DATA PROVIDED:

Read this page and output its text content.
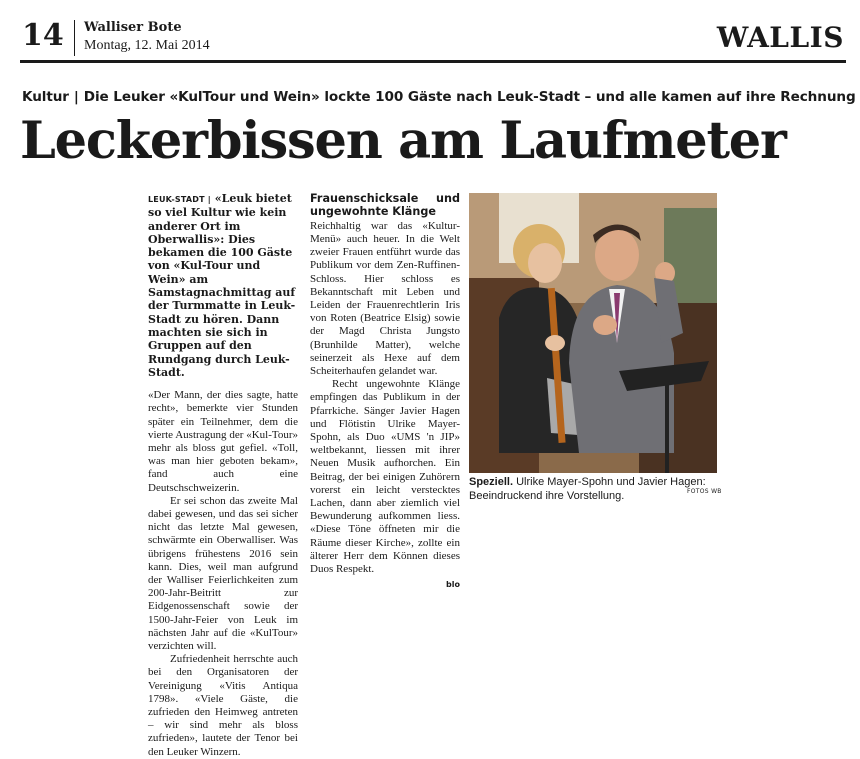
14 Walliser Bote
Montag, 12. Mai 2014	WALLIS
Kultur | Die Leuker «KulTour und Wein» lockte 100 Gäste nach Leuk-Stadt – und alle kamen auf ihre Rechnung
Leckerbissen am Laufmeter

LEUK-STADT | «Leuk bietet so viel Kultur wie kein anderer Ort im Oberwallis»: Dies bekamen die 100 Gäste von «Kul-Tour und Wein» am Samstagnachmittag auf der Turmmatte in Leuk-Stadt zu hören. Dann machten sie sich in Gruppen auf den Rundgang durch Leuk-Stadt.

«Der Mann, der dies sagte, hatte recht», bemerkte vier Stunden später ein Teilnehmer, dem die vierte Austragung der «Kul-Tour» mehr als bloss gut gefiel. «Toll, was man hier geboten bekam», fand auch eine Deutschschweizerin.

Er sei schon das zweite Mal dabei gewesen, und das sei sicher nicht das letzte Mal gewesen, schwärmte ein Oberwalliser. Was übrigens frühestens 2016 sein kann. Dies, weil man aufgrund der Walliser Feierlichkeiten zum 200-Jahr-Beitritt zur Eidgenossenschaft sowie der 1500-Jahr-Feier von Leuk im nächsten Jahr auf die «KulTour» verzichten will.

Zufriedenheit herrschte auch bei den Organisatoren der Vereinigung «Vitis Antiqua 1798». «Viele Gäste, die zufrieden den Heimweg antreten – wir sind mehr als bloss zufrieden», lautete der Tenor bei den Leuker Winzern.

Frauenschicksale und ungewohnte Klänge

Reichhaltig war das «Kultur-Menü» auch heuer. In die Welt zweier Frauen entführt wurde das Publikum vor dem Zen-Ruffinen-Schloss. Hier schloss es Bekanntschaft mit Leben und Leiden der Frauenrechtlerin Iris von Roten (Beatrice Elsig) sowie der Magd Christa Jungsto (Brunhilde Matter), welche seinerzeit als Hexe auf dem Scheiterhaufen gelandet war.

Recht ungewohnte Klänge empfingen das Publikum in der Pfarrkiche. Sänger Javier Hagen und Flötistin Ulrike Mayer-Spohn, als Duo «UMS 'n JIP» weltbekannt, liessen mit ihrer Neuen Musik aufhorchen. Ein Beitrag, der bei einigen Zuhörern vorerst ein leicht verstecktes Lachen, dann aber ziemlich viel Bewunderung aufkommen liess. «Diese Töne öffneten mir die Räume dieser Kirche», zollte ein älterer Herr dem Können dieses Duos Respekt.

blo
Speziell. Ulrike Mayer-Spohn und Javier Hagen: Beeindruckend ihre Vorstellung.	FOTOS WB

STATED GOAL: All lines above containing the string "Leuker" are to be collected.

FULL RESPONSE:
Kultur | Die Leuker «KulTour und Wein» lockte 100 Gäste nach Leuk-Stadt – und alle kamen auf ihre Rechnung
Zufriedenheit herrschte auch bei den Organisatoren der Vereinigung «Vitis Antiqua 1798». «Viele Gäste, die zufrieden den Heimweg antreten – wir sind mehr als bloss zufrieden», lautete der Tenor bei den Leuker Winzern.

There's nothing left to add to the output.